• _The exercise_
Seek out every line containing the word "مسند", and copy each.
##### Records provided #####
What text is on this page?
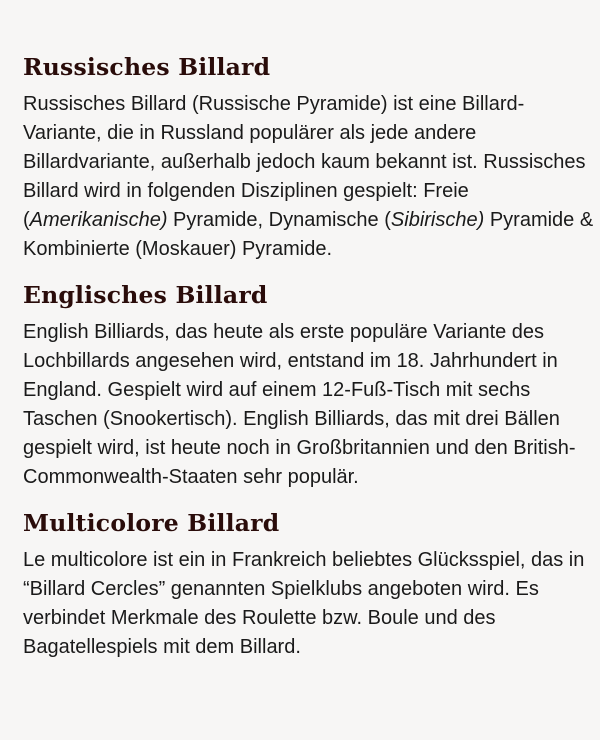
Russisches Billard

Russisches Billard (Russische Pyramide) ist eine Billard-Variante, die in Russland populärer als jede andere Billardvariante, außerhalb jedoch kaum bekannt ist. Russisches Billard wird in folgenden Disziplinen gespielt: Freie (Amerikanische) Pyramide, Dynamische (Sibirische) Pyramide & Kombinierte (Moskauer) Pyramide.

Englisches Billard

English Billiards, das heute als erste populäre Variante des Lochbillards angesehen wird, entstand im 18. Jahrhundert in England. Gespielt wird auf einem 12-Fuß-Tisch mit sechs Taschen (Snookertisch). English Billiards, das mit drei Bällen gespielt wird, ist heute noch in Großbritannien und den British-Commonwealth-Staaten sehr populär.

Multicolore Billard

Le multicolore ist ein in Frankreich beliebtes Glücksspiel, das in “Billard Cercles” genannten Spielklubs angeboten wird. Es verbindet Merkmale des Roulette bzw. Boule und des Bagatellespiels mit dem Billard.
#####
##### Records provided #####
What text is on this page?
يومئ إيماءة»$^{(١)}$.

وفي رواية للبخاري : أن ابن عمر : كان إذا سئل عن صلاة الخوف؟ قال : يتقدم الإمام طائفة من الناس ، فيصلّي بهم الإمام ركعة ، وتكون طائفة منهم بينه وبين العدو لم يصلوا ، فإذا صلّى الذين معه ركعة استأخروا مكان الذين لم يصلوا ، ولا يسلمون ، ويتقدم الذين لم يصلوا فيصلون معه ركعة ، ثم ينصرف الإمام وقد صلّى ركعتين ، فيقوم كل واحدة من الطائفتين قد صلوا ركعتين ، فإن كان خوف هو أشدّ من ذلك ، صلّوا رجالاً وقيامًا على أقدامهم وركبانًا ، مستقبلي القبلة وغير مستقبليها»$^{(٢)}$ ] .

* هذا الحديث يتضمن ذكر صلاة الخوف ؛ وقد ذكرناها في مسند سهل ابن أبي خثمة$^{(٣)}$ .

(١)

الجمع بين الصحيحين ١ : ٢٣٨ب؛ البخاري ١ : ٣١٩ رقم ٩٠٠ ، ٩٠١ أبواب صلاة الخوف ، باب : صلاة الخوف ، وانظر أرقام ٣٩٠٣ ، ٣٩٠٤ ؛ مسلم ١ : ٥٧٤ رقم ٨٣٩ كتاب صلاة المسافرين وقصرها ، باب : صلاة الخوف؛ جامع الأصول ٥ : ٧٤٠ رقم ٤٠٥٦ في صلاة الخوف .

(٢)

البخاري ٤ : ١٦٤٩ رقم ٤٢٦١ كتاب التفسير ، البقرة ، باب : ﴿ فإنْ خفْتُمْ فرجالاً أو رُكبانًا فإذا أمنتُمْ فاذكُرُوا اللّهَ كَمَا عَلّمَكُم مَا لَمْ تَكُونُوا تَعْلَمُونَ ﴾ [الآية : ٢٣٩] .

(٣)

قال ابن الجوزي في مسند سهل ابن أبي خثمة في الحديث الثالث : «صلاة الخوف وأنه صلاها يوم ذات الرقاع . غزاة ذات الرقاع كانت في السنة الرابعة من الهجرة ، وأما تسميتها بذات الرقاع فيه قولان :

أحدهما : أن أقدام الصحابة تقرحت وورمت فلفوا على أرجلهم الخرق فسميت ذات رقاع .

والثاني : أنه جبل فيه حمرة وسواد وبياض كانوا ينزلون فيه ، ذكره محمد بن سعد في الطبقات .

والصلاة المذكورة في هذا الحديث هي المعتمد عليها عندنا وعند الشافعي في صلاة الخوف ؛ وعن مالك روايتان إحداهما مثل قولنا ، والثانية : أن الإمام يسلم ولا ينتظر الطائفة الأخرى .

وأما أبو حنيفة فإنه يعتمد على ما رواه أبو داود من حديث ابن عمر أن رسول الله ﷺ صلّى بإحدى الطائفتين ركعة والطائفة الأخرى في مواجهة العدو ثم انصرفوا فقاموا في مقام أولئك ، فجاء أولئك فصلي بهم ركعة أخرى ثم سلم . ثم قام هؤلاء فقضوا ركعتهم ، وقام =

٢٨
#####
• _Solution for this problem_
* هذا الحديث يتضمن ذكر صلاة الخوف ؛ وقد ذكرناها في مسند سهل ابن أبي خثمة$^{(٣)}$ .
قال ابن الجوزي في مسند سهل ابن أبي خثمة في الحديث الثالث : «صلاة الخوف وأنه صلاها يوم ذات الرقاع . غزاة ذات الرقاع كانت في السنة الرابعة من الهجرة ، وأما تسميتها بذات الرقاع فيه قولان :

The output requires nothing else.